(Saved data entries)
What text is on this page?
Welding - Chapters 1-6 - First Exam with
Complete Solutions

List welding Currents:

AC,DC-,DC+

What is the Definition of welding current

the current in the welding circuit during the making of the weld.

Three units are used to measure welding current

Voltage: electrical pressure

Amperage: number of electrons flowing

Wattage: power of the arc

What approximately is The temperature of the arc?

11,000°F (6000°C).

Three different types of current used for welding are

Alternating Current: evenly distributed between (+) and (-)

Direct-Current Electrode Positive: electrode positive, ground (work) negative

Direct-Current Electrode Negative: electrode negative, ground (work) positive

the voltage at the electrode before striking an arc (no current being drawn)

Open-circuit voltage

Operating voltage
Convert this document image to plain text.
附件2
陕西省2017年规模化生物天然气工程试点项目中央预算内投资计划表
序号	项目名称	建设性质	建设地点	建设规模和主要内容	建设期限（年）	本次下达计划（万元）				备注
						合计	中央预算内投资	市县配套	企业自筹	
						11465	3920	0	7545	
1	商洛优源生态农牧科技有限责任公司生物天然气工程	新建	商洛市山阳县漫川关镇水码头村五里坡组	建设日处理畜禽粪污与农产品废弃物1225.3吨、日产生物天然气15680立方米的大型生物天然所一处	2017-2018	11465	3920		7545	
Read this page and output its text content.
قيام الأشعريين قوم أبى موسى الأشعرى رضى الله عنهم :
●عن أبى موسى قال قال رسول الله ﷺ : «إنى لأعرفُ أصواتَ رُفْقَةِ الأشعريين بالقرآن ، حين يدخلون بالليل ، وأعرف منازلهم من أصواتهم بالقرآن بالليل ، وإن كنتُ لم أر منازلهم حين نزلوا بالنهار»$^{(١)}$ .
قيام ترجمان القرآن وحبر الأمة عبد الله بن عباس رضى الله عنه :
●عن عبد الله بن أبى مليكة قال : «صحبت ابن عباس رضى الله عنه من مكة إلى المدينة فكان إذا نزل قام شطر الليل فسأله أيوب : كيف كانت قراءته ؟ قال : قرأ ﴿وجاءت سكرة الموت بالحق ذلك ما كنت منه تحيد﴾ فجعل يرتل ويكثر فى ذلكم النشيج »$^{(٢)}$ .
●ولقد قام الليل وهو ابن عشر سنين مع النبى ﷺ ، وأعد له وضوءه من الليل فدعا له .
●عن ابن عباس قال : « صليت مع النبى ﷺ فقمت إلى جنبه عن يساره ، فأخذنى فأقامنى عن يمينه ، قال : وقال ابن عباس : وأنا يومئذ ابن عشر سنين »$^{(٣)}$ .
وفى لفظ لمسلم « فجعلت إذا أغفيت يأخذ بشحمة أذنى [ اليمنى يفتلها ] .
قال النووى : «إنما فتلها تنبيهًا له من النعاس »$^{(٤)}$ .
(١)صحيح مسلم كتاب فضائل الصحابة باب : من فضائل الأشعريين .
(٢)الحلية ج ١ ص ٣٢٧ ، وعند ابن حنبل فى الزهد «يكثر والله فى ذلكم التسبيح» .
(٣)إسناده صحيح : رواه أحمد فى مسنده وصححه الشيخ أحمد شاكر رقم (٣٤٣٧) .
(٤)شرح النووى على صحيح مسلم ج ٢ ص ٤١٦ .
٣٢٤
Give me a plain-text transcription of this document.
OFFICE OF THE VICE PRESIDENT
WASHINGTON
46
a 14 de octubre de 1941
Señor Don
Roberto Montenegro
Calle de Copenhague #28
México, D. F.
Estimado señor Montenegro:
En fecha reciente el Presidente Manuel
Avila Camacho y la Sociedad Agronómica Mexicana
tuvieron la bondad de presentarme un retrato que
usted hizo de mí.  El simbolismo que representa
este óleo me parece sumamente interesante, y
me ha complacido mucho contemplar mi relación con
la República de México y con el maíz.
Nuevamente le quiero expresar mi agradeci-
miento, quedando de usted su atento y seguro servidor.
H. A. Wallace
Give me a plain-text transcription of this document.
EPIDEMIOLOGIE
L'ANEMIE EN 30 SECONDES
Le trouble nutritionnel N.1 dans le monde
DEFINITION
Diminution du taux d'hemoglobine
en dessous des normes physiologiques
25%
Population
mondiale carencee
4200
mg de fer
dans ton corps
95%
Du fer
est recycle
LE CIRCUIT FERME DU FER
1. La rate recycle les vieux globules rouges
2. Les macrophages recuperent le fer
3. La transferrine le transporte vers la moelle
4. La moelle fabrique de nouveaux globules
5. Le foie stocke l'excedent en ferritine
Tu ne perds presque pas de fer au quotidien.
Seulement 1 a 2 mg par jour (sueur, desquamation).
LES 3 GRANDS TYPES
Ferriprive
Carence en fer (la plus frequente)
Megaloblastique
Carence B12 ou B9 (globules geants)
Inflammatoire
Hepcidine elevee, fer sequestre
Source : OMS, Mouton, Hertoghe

■ Exercise requirements ■
Report back each line of the entries that holds the string "this".

■ Completed task ■
What text is on this page?
Convert this document image to plain text.
Read this page and output its text content.
Give me a plain-text transcription of this document.
Give me a plain-text transcription of this document.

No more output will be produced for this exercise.